## begin Entries supplied

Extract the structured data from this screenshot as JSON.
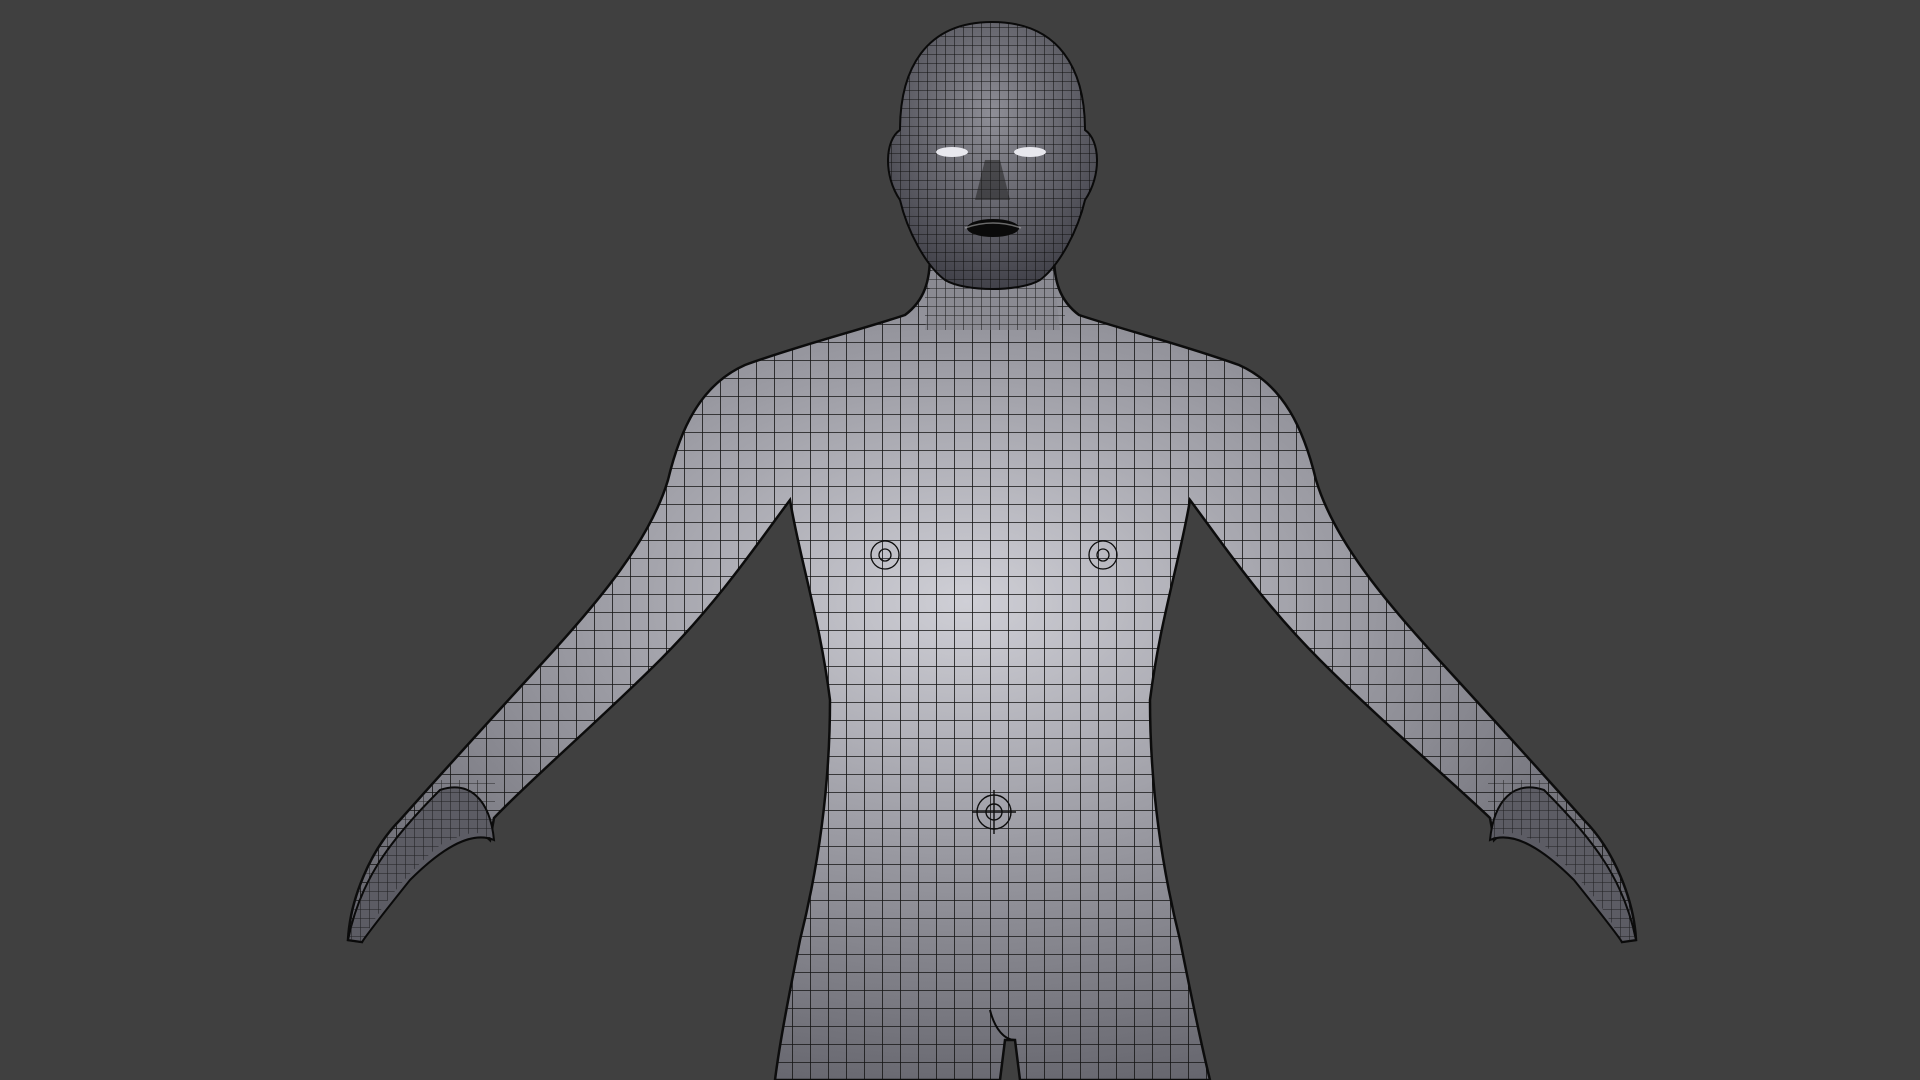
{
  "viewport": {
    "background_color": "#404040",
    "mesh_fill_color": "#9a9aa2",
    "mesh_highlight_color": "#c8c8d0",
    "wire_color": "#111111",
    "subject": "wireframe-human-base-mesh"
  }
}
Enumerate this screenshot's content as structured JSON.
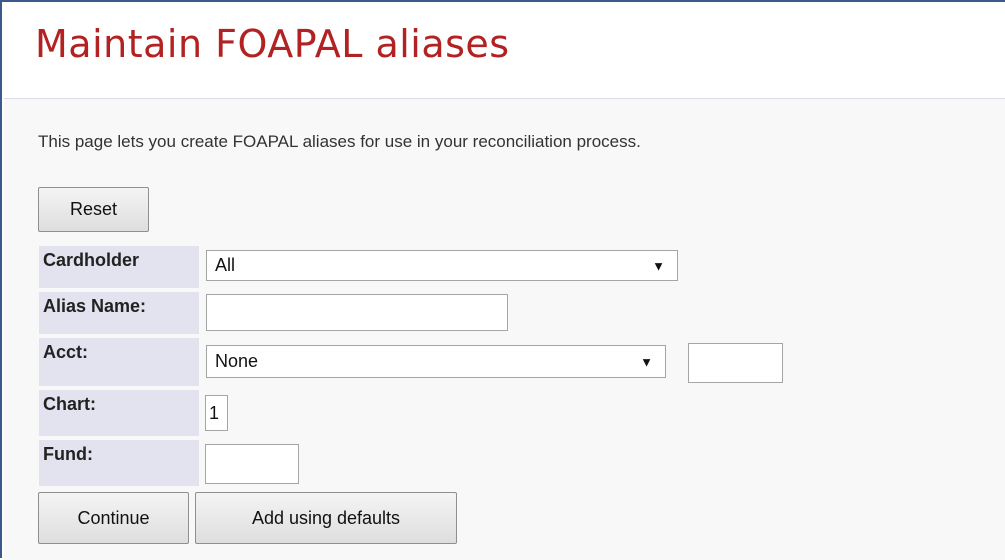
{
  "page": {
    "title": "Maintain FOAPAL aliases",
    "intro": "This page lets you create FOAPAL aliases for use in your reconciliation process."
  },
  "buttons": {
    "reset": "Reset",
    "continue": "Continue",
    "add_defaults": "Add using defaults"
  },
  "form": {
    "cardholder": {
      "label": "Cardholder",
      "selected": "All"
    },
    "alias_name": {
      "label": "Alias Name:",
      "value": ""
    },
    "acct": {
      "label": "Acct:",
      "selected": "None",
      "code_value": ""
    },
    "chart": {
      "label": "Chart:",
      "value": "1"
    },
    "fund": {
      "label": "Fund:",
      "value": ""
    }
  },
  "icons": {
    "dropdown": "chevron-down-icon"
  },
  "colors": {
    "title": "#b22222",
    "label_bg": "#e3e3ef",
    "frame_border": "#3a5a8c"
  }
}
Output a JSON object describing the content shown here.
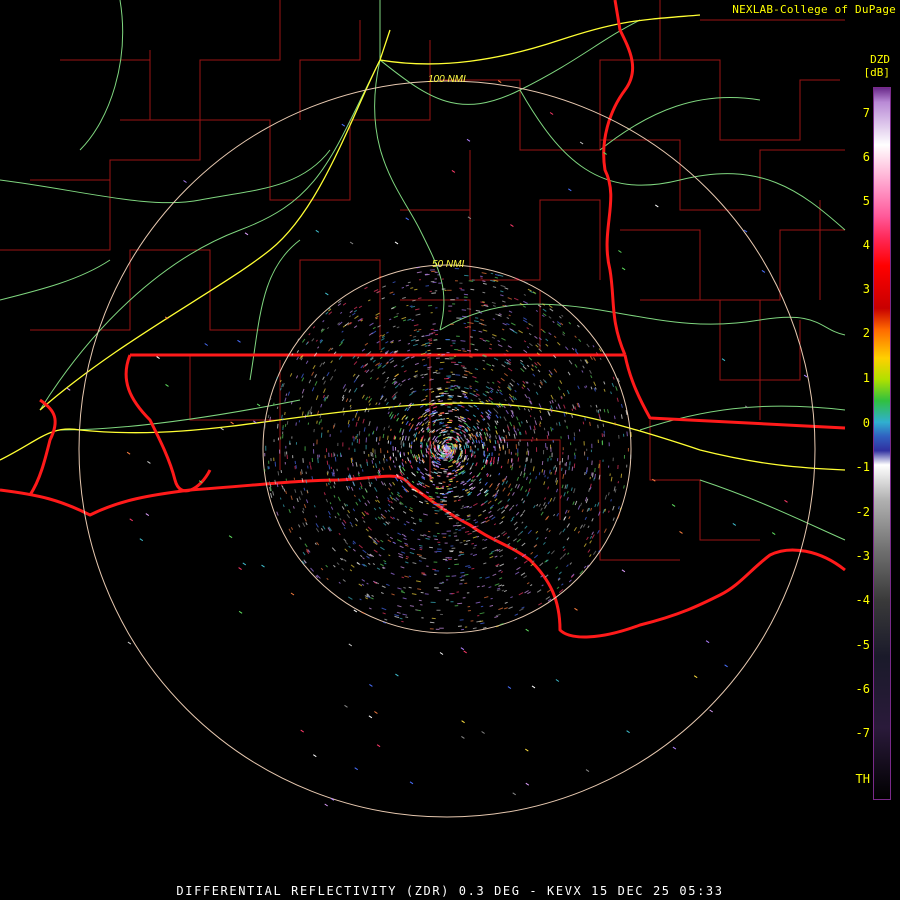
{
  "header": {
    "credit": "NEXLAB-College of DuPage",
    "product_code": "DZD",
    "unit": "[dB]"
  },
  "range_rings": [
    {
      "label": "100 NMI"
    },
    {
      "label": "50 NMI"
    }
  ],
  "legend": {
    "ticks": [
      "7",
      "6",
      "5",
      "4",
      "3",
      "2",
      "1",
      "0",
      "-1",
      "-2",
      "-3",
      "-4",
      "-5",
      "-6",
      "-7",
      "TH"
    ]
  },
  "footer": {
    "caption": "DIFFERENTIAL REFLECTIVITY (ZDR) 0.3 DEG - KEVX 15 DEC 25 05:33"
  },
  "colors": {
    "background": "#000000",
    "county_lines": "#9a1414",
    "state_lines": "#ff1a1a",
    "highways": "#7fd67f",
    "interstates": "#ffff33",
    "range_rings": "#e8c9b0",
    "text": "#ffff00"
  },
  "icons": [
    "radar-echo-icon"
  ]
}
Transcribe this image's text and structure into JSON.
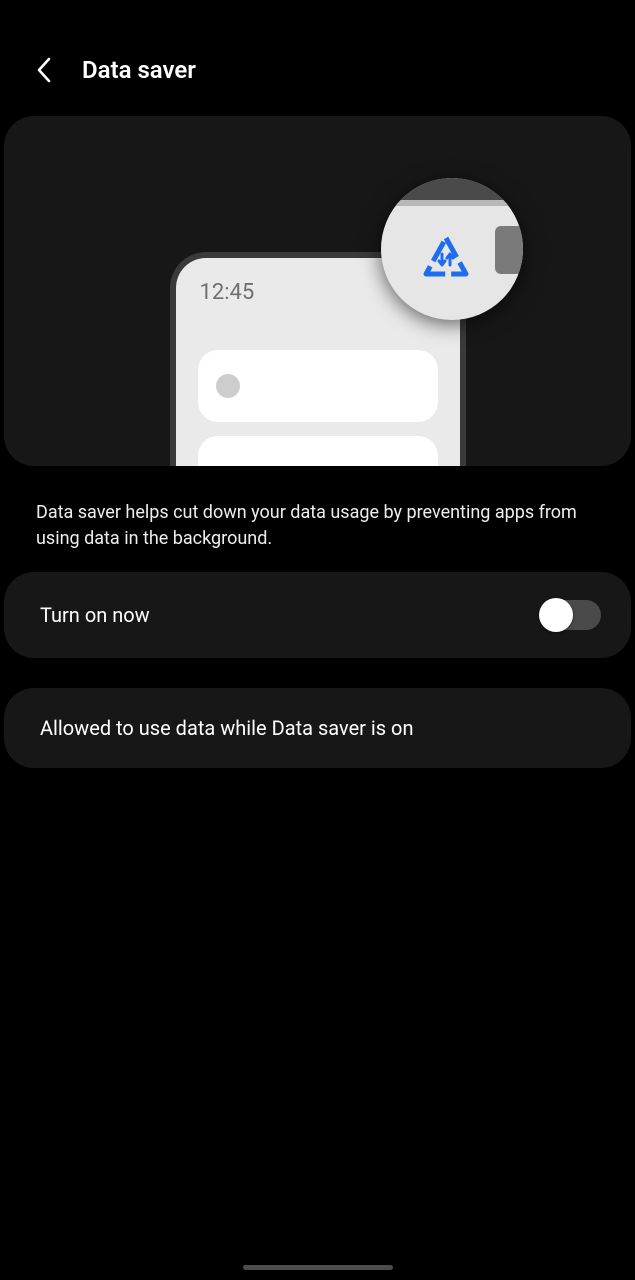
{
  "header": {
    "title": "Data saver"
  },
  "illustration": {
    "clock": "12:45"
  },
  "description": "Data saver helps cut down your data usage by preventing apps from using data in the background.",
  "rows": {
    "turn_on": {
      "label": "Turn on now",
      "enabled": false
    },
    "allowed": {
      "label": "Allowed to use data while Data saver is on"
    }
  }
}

## end Entries supplied

◆ **To do**: Pick each line holding the word "FOAPAL" out of the listing.

◆ **Written solution**:
    "title": "Maintain FOAPAL aliases",
    "intro": "This page lets you create FOAPAL aliases for use in your reconciliation process."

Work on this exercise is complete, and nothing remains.